WHAT TO DO -
Every word of the listing must be returned. Retype it exactly.

DATA SHOWN -
[Start of section]

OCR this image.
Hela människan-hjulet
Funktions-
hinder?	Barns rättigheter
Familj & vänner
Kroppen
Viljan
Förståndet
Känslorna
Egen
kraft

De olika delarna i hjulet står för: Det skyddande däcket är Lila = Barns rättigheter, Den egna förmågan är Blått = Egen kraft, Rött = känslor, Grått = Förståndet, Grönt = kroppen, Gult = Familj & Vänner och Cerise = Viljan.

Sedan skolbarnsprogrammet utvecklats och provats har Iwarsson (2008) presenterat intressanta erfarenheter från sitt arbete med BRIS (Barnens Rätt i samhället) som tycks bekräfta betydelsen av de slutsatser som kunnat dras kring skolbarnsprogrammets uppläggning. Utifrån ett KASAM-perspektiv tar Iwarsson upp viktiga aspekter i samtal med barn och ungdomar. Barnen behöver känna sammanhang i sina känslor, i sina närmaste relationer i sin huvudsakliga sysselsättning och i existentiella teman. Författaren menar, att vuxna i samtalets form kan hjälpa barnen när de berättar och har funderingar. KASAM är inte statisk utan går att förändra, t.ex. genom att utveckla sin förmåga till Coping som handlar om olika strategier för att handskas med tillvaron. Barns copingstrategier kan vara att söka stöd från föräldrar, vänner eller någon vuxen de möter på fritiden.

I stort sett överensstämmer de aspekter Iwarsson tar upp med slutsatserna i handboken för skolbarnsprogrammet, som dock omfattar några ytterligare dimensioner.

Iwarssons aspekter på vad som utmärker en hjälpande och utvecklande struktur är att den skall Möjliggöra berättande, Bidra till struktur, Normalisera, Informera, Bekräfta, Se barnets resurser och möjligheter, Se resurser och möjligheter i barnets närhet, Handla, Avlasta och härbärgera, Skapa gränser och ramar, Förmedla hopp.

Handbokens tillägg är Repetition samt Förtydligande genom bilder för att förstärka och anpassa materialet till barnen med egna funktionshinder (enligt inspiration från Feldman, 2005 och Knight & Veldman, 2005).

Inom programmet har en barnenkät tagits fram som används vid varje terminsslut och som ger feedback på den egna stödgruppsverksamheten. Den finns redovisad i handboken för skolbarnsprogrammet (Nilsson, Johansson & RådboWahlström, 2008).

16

[End of section]

YOUR RESPONSE -
OCR this image.
Hela människan-hjulet
Funktions-
hinder?	Barns rättigheter
Familj & vänner
Kroppen
Viljan
Förståndet
Känslorna
Egen
kraft

De olika delarna i hjulet står för: Det skyddande däcket är Lila = Barns rättigheter, Den egna förmågan är Blått = Egen kraft, Rött = känslor, Grått = Förståndet, Grönt = kroppen, Gult = Familj & Vänner och Cerise = Viljan.

Sedan skolbarnsprogrammet utvecklats och provats har Iwarsson (2008) presenterat intressanta erfarenheter från sitt arbete med BRIS (Barnens Rätt i samhället) som tycks bekräfta betydelsen av de slutsatser som kunnat dras kring skolbarnsprogrammets uppläggning. Utifrån ett KASAM-perspektiv tar Iwarsson upp viktiga aspekter i samtal med barn och ungdomar. Barnen behöver känna sammanhang i sina känslor, i sina närmaste relationer i sin huvudsakliga sysselsättning och i existentiella teman. Författaren menar, att vuxna i samtalets form kan hjälpa barnen när de berättar och har funderingar. KASAM är inte statisk utan går att förändra, t.ex. genom att utveckla sin förmåga till Coping som handlar om olika strategier för att handskas med tillvaron. Barns copingstrategier kan vara att söka stöd från föräldrar, vänner eller någon vuxen de möter på fritiden.

I stort sett överensstämmer de aspekter Iwarsson tar upp med slutsatserna i handboken för skolbarnsprogrammet, som dock omfattar några ytterligare dimensioner.

Iwarssons aspekter på vad som utmärker en hjälpande och utvecklande struktur är att den skall Möjliggöra berättande, Bidra till struktur, Normalisera, Informera, Bekräfta, Se barnets resurser och möjligheter, Se resurser och möjligheter i barnets närhet, Handla, Avlasta och härbärgera, Skapa gränser och ramar, Förmedla hopp.

Handbokens tillägg är Repetition samt Förtydligande genom bilder för att förstärka och anpassa materialet till barnen med egna funktionshinder (enligt inspiration från Feldman, 2005 och Knight & Veldman, 2005).

Inom programmet har en barnenkät tagits fram som används vid varje terminsslut och som ger feedback på den egna stödgruppsverksamheten. Den finns redovisad i handboken för skolbarnsprogrammet (Nilsson, Johansson & RådboWahlström, 2008).

16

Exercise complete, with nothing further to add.